GIVEN INSTRUCTION: Set down every record once more, exactly as given.

TASK INPUTS:
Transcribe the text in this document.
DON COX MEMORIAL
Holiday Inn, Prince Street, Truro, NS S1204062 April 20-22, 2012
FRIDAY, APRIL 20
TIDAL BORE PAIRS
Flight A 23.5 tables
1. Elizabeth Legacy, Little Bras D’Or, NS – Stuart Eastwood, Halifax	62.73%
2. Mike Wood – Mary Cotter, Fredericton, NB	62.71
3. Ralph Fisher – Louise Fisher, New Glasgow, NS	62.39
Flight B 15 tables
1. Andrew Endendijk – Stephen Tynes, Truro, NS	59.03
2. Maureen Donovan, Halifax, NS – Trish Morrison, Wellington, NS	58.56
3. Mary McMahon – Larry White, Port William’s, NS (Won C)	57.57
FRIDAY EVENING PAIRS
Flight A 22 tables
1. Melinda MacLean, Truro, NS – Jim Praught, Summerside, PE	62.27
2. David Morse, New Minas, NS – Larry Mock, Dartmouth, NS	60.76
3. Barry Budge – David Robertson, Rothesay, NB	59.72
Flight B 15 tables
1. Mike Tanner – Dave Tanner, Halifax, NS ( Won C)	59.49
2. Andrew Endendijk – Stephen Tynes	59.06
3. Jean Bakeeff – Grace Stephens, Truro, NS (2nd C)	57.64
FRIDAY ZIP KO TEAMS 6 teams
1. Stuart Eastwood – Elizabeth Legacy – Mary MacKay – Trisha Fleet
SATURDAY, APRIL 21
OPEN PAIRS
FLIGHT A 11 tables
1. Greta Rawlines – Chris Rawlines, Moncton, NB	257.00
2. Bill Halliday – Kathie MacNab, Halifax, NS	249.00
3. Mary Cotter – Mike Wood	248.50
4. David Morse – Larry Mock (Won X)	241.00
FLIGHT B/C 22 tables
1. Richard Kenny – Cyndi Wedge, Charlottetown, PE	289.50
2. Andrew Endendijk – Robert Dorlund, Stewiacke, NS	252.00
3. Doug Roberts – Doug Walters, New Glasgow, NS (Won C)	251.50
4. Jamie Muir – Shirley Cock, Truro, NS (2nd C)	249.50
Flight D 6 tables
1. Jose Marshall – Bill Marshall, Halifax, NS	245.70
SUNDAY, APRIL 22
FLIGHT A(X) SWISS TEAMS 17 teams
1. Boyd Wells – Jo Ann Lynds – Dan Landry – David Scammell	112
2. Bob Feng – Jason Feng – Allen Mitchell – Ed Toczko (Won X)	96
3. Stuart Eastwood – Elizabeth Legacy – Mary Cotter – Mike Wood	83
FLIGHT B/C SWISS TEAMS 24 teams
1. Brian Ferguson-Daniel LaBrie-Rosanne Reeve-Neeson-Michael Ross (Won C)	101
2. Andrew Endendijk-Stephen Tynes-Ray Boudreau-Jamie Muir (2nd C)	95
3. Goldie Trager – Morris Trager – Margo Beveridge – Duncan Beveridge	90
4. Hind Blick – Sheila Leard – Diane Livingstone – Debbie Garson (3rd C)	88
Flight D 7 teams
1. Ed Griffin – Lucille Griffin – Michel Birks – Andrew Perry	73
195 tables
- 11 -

RESPONSE TO THE TASK:
Transcribe the text in this document.
DON COX MEMORIAL
Holiday Inn, Prince Street, Truro, NS S1204062 April 20-22, 2012
FRIDAY, APRIL 20
TIDAL BORE PAIRS
Flight A 23.5 tables
1. Elizabeth Legacy, Little Bras D’Or, NS – Stuart Eastwood, Halifax	62.73%
2. Mike Wood – Mary Cotter, Fredericton, NB	62.71
3. Ralph Fisher – Louise Fisher, New Glasgow, NS	62.39
Flight B 15 tables
1. Andrew Endendijk – Stephen Tynes, Truro, NS	59.03
2. Maureen Donovan, Halifax, NS – Trish Morrison, Wellington, NS	58.56
3. Mary McMahon – Larry White, Port William’s, NS (Won C)	57.57
FRIDAY EVENING PAIRS
Flight A 22 tables
1. Melinda MacLean, Truro, NS – Jim Praught, Summerside, PE	62.27
2. David Morse, New Minas, NS – Larry Mock, Dartmouth, NS	60.76
3. Barry Budge – David Robertson, Rothesay, NB	59.72
Flight B 15 tables
1. Mike Tanner – Dave Tanner, Halifax, NS ( Won C)	59.49
2. Andrew Endendijk – Stephen Tynes	59.06
3. Jean Bakeeff – Grace Stephens, Truro, NS (2nd C)	57.64
FRIDAY ZIP KO TEAMS 6 teams
1. Stuart Eastwood – Elizabeth Legacy – Mary MacKay – Trisha Fleet
SATURDAY, APRIL 21
OPEN PAIRS
FLIGHT A 11 tables
1. Greta Rawlines – Chris Rawlines, Moncton, NB	257.00
2. Bill Halliday – Kathie MacNab, Halifax, NS	249.00
3. Mary Cotter – Mike Wood	248.50
4. David Morse – Larry Mock (Won X)	241.00
FLIGHT B/C 22 tables
1. Richard Kenny – Cyndi Wedge, Charlottetown, PE	289.50
2. Andrew Endendijk – Robert Dorlund, Stewiacke, NS	252.00
3. Doug Roberts – Doug Walters, New Glasgow, NS (Won C)	251.50
4. Jamie Muir – Shirley Cock, Truro, NS (2nd C)	249.50
Flight D 6 tables
1. Jose Marshall – Bill Marshall, Halifax, NS	245.70
SUNDAY, APRIL 22
FLIGHT A(X) SWISS TEAMS 17 teams
1. Boyd Wells – Jo Ann Lynds – Dan Landry – David Scammell	112
2. Bob Feng – Jason Feng – Allen Mitchell – Ed Toczko (Won X)	96
3. Stuart Eastwood – Elizabeth Legacy – Mary Cotter – Mike Wood	83
FLIGHT B/C SWISS TEAMS 24 teams
1. Brian Ferguson-Daniel LaBrie-Rosanne Reeve-Neeson-Michael Ross (Won C)	101
2. Andrew Endendijk-Stephen Tynes-Ray Boudreau-Jamie Muir (2nd C)	95
3. Goldie Trager – Morris Trager – Margo Beveridge – Duncan Beveridge	90
4. Hind Blick – Sheila Leard – Diane Livingstone – Debbie Garson (3rd C)	88
Flight D 7 teams
1. Ed Griffin – Lucille Griffin – Michel Birks – Andrew Perry	73
195 tables
- 11 -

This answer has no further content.